START DATA FOR PROCESSING

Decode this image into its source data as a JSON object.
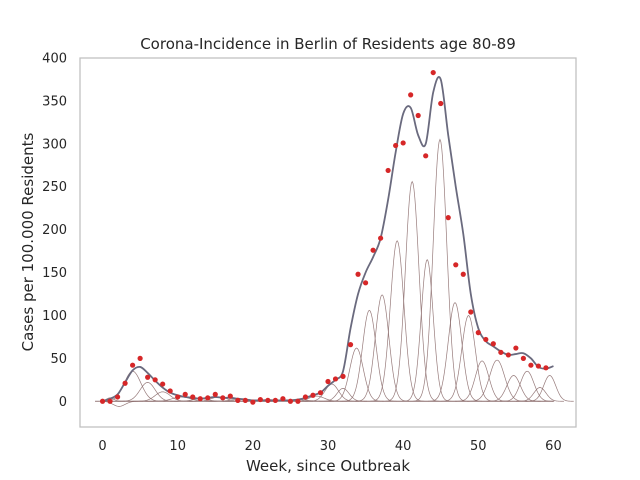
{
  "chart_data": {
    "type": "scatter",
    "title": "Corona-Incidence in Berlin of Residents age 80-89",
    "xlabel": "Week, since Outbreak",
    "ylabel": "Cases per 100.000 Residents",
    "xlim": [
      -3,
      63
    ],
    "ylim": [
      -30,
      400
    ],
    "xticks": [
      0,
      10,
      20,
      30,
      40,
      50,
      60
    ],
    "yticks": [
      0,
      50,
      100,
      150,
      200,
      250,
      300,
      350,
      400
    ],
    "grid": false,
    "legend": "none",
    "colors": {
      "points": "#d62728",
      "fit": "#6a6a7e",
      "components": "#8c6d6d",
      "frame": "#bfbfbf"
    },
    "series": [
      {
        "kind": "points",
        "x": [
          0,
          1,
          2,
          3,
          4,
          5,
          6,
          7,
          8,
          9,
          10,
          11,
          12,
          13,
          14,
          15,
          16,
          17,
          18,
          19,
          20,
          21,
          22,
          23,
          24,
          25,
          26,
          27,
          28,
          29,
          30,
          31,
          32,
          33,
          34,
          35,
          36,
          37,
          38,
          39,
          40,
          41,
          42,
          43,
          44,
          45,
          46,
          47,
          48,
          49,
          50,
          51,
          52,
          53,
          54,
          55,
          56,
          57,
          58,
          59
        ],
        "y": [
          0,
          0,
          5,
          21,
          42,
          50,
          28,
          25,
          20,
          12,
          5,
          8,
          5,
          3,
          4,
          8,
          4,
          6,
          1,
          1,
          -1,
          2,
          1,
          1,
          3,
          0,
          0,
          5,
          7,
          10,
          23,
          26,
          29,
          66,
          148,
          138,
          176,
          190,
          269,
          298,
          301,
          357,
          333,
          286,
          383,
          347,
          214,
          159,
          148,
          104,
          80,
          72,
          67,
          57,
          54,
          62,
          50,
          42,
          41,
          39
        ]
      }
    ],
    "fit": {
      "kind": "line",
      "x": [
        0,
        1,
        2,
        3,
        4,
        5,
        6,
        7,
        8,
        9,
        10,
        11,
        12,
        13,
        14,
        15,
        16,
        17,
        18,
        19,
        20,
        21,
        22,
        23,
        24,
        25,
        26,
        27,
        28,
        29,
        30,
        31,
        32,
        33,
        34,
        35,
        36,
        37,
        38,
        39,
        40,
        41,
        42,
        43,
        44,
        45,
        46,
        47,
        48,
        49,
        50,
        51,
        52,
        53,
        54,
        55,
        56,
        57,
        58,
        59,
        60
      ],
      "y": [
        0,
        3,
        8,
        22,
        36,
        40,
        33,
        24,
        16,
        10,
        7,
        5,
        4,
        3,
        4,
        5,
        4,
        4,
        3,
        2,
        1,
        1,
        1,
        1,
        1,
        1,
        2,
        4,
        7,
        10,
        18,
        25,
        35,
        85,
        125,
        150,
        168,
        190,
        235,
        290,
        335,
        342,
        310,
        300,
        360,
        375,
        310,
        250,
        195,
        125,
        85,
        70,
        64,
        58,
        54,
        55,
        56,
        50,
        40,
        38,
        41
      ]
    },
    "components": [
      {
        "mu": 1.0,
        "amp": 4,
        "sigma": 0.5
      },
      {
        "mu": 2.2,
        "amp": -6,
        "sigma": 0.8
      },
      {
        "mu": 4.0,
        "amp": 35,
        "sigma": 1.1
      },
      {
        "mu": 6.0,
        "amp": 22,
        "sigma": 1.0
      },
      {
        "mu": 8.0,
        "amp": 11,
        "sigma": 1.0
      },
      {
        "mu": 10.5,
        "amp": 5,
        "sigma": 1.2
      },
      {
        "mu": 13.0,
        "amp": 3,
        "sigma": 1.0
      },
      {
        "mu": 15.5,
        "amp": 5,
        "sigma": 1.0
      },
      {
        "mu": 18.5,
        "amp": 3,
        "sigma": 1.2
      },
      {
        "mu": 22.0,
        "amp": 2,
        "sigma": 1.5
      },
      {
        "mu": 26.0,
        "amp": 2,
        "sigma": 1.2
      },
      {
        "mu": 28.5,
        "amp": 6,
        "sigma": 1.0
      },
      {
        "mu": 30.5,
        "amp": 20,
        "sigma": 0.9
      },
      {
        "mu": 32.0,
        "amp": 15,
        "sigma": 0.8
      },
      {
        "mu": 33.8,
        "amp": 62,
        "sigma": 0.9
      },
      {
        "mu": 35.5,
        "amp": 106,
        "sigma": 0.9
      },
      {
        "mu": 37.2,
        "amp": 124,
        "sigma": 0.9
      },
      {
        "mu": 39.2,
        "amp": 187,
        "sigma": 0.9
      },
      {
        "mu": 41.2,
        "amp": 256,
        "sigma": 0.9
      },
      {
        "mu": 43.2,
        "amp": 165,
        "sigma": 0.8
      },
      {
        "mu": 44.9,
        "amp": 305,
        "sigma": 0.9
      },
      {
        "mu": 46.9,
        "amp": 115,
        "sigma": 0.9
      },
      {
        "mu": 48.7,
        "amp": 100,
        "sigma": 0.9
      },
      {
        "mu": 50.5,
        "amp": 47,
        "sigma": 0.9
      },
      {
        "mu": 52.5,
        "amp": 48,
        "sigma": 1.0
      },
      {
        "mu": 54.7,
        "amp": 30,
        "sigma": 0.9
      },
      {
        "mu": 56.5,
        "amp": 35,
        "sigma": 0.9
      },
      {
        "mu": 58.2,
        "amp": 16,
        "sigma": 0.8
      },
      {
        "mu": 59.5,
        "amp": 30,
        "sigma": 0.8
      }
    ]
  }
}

END DATA FOR PROCESSING

(WRITTEN REQUEST) All of the material above needs to be restated exactly, with no pictures.

(RESPONSE)
Decode this image into its source data as a JSON object.
{
  "chart_data": {
    "type": "scatter",
    "title": "Corona-Incidence in Berlin of Residents age 80-89",
    "xlabel": "Week, since Outbreak",
    "ylabel": "Cases per 100.000 Residents",
    "xlim": [
      -3,
      63
    ],
    "ylim": [
      -30,
      400
    ],
    "xticks": [
      0,
      10,
      20,
      30,
      40,
      50,
      60
    ],
    "yticks": [
      0,
      50,
      100,
      150,
      200,
      250,
      300,
      350,
      400
    ],
    "grid": false,
    "legend": "none",
    "colors": {
      "points": "#d62728",
      "fit": "#6a6a7e",
      "components": "#8c6d6d",
      "frame": "#bfbfbf"
    },
    "series": [
      {
        "kind": "points",
        "x": [
          0,
          1,
          2,
          3,
          4,
          5,
          6,
          7,
          8,
          9,
          10,
          11,
          12,
          13,
          14,
          15,
          16,
          17,
          18,
          19,
          20,
          21,
          22,
          23,
          24,
          25,
          26,
          27,
          28,
          29,
          30,
          31,
          32,
          33,
          34,
          35,
          36,
          37,
          38,
          39,
          40,
          41,
          42,
          43,
          44,
          45,
          46,
          47,
          48,
          49,
          50,
          51,
          52,
          53,
          54,
          55,
          56,
          57,
          58,
          59
        ],
        "y": [
          0,
          0,
          5,
          21,
          42,
          50,
          28,
          25,
          20,
          12,
          5,
          8,
          5,
          3,
          4,
          8,
          4,
          6,
          1,
          1,
          -1,
          2,
          1,
          1,
          3,
          0,
          0,
          5,
          7,
          10,
          23,
          26,
          29,
          66,
          148,
          138,
          176,
          190,
          269,
          298,
          301,
          357,
          333,
          286,
          383,
          347,
          214,
          159,
          148,
          104,
          80,
          72,
          67,
          57,
          54,
          62,
          50,
          42,
          41,
          39
        ]
      }
    ],
    "fit": {
      "kind": "line",
      "x": [
        0,
        1,
        2,
        3,
        4,
        5,
        6,
        7,
        8,
        9,
        10,
        11,
        12,
        13,
        14,
        15,
        16,
        17,
        18,
        19,
        20,
        21,
        22,
        23,
        24,
        25,
        26,
        27,
        28,
        29,
        30,
        31,
        32,
        33,
        34,
        35,
        36,
        37,
        38,
        39,
        40,
        41,
        42,
        43,
        44,
        45,
        46,
        47,
        48,
        49,
        50,
        51,
        52,
        53,
        54,
        55,
        56,
        57,
        58,
        59,
        60
      ],
      "y": [
        0,
        3,
        8,
        22,
        36,
        40,
        33,
        24,
        16,
        10,
        7,
        5,
        4,
        3,
        4,
        5,
        4,
        4,
        3,
        2,
        1,
        1,
        1,
        1,
        1,
        1,
        2,
        4,
        7,
        10,
        18,
        25,
        35,
        85,
        125,
        150,
        168,
        190,
        235,
        290,
        335,
        342,
        310,
        300,
        360,
        375,
        310,
        250,
        195,
        125,
        85,
        70,
        64,
        58,
        54,
        55,
        56,
        50,
        40,
        38,
        41
      ]
    },
    "components": [
      {
        "mu": 1.0,
        "amp": 4,
        "sigma": 0.5
      },
      {
        "mu": 2.2,
        "amp": -6,
        "sigma": 0.8
      },
      {
        "mu": 4.0,
        "amp": 35,
        "sigma": 1.1
      },
      {
        "mu": 6.0,
        "amp": 22,
        "sigma": 1.0
      },
      {
        "mu": 8.0,
        "amp": 11,
        "sigma": 1.0
      },
      {
        "mu": 10.5,
        "amp": 5,
        "sigma": 1.2
      },
      {
        "mu": 13.0,
        "amp": 3,
        "sigma": 1.0
      },
      {
        "mu": 15.5,
        "amp": 5,
        "sigma": 1.0
      },
      {
        "mu": 18.5,
        "amp": 3,
        "sigma": 1.2
      },
      {
        "mu": 22.0,
        "amp": 2,
        "sigma": 1.5
      },
      {
        "mu": 26.0,
        "amp": 2,
        "sigma": 1.2
      },
      {
        "mu": 28.5,
        "amp": 6,
        "sigma": 1.0
      },
      {
        "mu": 30.5,
        "amp": 20,
        "sigma": 0.9
      },
      {
        "mu": 32.0,
        "amp": 15,
        "sigma": 0.8
      },
      {
        "mu": 33.8,
        "amp": 62,
        "sigma": 0.9
      },
      {
        "mu": 35.5,
        "amp": 106,
        "sigma": 0.9
      },
      {
        "mu": 37.2,
        "amp": 124,
        "sigma": 0.9
      },
      {
        "mu": 39.2,
        "amp": 187,
        "sigma": 0.9
      },
      {
        "mu": 41.2,
        "amp": 256,
        "sigma": 0.9
      },
      {
        "mu": 43.2,
        "amp": 165,
        "sigma": 0.8
      },
      {
        "mu": 44.9,
        "amp": 305,
        "sigma": 0.9
      },
      {
        "mu": 46.9,
        "amp": 115,
        "sigma": 0.9
      },
      {
        "mu": 48.7,
        "amp": 100,
        "sigma": 0.9
      },
      {
        "mu": 50.5,
        "amp": 47,
        "sigma": 0.9
      },
      {
        "mu": 52.5,
        "amp": 48,
        "sigma": 1.0
      },
      {
        "mu": 54.7,
        "amp": 30,
        "sigma": 0.9
      },
      {
        "mu": 56.5,
        "amp": 35,
        "sigma": 0.9
      },
      {
        "mu": 58.2,
        "amp": 16,
        "sigma": 0.8
      },
      {
        "mu": 59.5,
        "amp": 30,
        "sigma": 0.8
      }
    ]
  }
}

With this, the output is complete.